Extracted records:
[start]

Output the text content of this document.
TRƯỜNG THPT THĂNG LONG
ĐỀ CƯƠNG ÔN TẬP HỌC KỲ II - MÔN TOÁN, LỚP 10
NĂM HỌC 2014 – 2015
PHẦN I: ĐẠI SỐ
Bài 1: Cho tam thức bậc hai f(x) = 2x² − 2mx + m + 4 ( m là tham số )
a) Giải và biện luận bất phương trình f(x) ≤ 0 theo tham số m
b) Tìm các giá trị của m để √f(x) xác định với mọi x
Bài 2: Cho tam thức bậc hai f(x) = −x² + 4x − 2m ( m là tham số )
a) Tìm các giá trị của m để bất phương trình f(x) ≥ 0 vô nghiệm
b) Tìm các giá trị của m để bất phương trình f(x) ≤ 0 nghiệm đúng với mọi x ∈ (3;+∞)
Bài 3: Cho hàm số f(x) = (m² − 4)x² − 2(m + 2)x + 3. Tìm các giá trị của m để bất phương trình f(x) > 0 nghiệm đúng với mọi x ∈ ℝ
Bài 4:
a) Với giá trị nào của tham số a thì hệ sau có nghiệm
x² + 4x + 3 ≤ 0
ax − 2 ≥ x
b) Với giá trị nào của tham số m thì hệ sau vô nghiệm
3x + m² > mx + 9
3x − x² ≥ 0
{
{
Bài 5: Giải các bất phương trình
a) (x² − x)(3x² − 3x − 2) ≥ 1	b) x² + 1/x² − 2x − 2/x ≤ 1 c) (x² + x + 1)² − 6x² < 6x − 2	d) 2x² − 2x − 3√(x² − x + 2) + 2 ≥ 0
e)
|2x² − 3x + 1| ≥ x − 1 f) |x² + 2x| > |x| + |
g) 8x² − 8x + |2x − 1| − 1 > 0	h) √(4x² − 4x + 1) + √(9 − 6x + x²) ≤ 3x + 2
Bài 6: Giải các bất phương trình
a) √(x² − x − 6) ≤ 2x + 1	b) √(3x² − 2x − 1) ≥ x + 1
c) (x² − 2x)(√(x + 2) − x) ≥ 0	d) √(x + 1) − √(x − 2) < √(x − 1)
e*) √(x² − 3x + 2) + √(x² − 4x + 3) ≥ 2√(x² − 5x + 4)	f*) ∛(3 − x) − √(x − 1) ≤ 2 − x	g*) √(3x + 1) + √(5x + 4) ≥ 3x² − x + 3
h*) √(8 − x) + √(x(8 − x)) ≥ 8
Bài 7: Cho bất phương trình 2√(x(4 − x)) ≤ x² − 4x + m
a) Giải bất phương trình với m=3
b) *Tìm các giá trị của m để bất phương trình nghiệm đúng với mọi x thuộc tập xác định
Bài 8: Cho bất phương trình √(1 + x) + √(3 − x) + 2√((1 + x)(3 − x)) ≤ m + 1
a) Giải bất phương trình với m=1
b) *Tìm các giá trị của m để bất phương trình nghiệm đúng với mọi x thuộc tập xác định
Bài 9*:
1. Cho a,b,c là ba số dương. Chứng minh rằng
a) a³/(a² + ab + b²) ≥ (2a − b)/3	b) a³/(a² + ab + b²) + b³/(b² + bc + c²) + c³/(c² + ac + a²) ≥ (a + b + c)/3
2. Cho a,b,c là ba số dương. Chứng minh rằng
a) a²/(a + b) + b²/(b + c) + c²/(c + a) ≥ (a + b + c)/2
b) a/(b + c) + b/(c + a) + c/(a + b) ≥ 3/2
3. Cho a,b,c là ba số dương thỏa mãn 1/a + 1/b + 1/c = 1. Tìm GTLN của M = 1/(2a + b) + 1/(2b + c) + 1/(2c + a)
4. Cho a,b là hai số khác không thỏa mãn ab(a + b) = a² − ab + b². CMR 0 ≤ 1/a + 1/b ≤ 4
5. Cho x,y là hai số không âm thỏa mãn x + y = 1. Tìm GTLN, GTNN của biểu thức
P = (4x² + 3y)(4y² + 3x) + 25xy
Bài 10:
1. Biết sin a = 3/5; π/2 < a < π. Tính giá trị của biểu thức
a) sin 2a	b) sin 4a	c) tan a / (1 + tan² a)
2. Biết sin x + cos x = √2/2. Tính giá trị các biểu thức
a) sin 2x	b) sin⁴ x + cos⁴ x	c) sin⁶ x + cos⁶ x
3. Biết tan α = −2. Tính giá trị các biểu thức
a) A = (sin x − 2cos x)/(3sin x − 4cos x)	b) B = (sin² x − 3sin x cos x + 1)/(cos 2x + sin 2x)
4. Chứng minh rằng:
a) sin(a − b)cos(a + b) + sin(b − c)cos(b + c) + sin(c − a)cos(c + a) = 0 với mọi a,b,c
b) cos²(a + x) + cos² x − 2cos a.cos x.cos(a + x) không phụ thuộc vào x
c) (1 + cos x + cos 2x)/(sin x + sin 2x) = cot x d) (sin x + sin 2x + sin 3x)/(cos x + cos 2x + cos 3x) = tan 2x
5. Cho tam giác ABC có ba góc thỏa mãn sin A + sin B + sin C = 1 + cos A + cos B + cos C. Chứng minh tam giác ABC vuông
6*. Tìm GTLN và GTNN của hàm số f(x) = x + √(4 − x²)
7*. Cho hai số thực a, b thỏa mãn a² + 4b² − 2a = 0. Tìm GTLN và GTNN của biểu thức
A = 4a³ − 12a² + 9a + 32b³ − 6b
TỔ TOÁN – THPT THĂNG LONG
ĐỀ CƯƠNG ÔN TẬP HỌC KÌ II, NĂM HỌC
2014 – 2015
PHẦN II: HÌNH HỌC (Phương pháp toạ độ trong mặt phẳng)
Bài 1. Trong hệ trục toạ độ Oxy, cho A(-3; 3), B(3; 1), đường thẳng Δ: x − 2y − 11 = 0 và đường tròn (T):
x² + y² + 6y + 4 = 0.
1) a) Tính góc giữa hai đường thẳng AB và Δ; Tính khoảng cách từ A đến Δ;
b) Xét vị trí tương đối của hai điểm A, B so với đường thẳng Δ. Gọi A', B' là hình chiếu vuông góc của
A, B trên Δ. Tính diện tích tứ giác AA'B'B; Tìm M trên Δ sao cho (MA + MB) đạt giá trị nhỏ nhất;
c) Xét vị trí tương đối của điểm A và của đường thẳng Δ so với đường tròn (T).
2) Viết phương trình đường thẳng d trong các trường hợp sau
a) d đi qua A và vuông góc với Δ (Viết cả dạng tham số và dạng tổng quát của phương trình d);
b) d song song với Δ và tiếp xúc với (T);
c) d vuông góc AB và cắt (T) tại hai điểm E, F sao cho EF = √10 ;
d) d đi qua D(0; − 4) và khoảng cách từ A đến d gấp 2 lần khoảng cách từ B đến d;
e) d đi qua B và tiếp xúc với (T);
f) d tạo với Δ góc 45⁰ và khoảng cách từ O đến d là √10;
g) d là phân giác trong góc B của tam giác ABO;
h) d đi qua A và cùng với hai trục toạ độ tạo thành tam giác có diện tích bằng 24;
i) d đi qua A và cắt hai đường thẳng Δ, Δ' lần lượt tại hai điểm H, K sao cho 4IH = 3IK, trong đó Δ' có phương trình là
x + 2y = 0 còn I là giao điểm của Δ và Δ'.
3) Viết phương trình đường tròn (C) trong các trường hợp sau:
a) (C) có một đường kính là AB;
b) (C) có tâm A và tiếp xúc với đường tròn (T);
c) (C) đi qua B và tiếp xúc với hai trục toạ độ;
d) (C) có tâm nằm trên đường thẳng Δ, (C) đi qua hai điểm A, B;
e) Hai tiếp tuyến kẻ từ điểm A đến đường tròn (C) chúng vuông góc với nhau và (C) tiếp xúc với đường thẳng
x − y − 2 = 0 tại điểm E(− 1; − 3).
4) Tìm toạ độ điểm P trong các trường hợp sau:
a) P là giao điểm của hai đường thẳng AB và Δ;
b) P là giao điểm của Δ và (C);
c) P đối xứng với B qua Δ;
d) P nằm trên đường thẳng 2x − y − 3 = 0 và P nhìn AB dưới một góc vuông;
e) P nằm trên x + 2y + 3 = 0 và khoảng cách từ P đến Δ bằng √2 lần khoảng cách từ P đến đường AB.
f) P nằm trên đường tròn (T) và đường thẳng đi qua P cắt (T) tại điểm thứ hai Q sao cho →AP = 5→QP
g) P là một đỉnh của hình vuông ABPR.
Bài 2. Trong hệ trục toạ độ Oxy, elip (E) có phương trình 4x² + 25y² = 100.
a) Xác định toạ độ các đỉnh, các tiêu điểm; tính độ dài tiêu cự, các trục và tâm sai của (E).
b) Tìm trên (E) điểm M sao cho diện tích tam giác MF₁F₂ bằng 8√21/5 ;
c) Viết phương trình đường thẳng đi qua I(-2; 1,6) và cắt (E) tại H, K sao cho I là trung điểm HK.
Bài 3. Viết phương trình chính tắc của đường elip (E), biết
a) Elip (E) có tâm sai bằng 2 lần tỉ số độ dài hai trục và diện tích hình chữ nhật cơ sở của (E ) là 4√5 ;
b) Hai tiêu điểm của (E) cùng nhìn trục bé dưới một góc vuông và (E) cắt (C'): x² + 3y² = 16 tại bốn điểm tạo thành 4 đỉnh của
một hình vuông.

[end]

GOAL OF THE EXERCISE:
Gather every line from the listing above in which "đúng" appears, and copy those lines.

WORKED ANSWER:
b) Tìm các giá trị của m để bất phương trình f(x) ≤ 0 nghiệm đúng với mọi x ∈ (3;+∞)
Bài 3: Cho hàm số f(x) = (m² − 4)x² − 2(m + 2)x + 3. Tìm các giá trị của m để bất phương trình f(x) > 0 nghiệm đúng với mọi x ∈ ℝ
b) *Tìm các giá trị của m để bất phương trình nghiệm đúng với mọi x thuộc tập xác định
b) *Tìm các giá trị của m để bất phương trình nghiệm đúng với mọi x thuộc tập xác định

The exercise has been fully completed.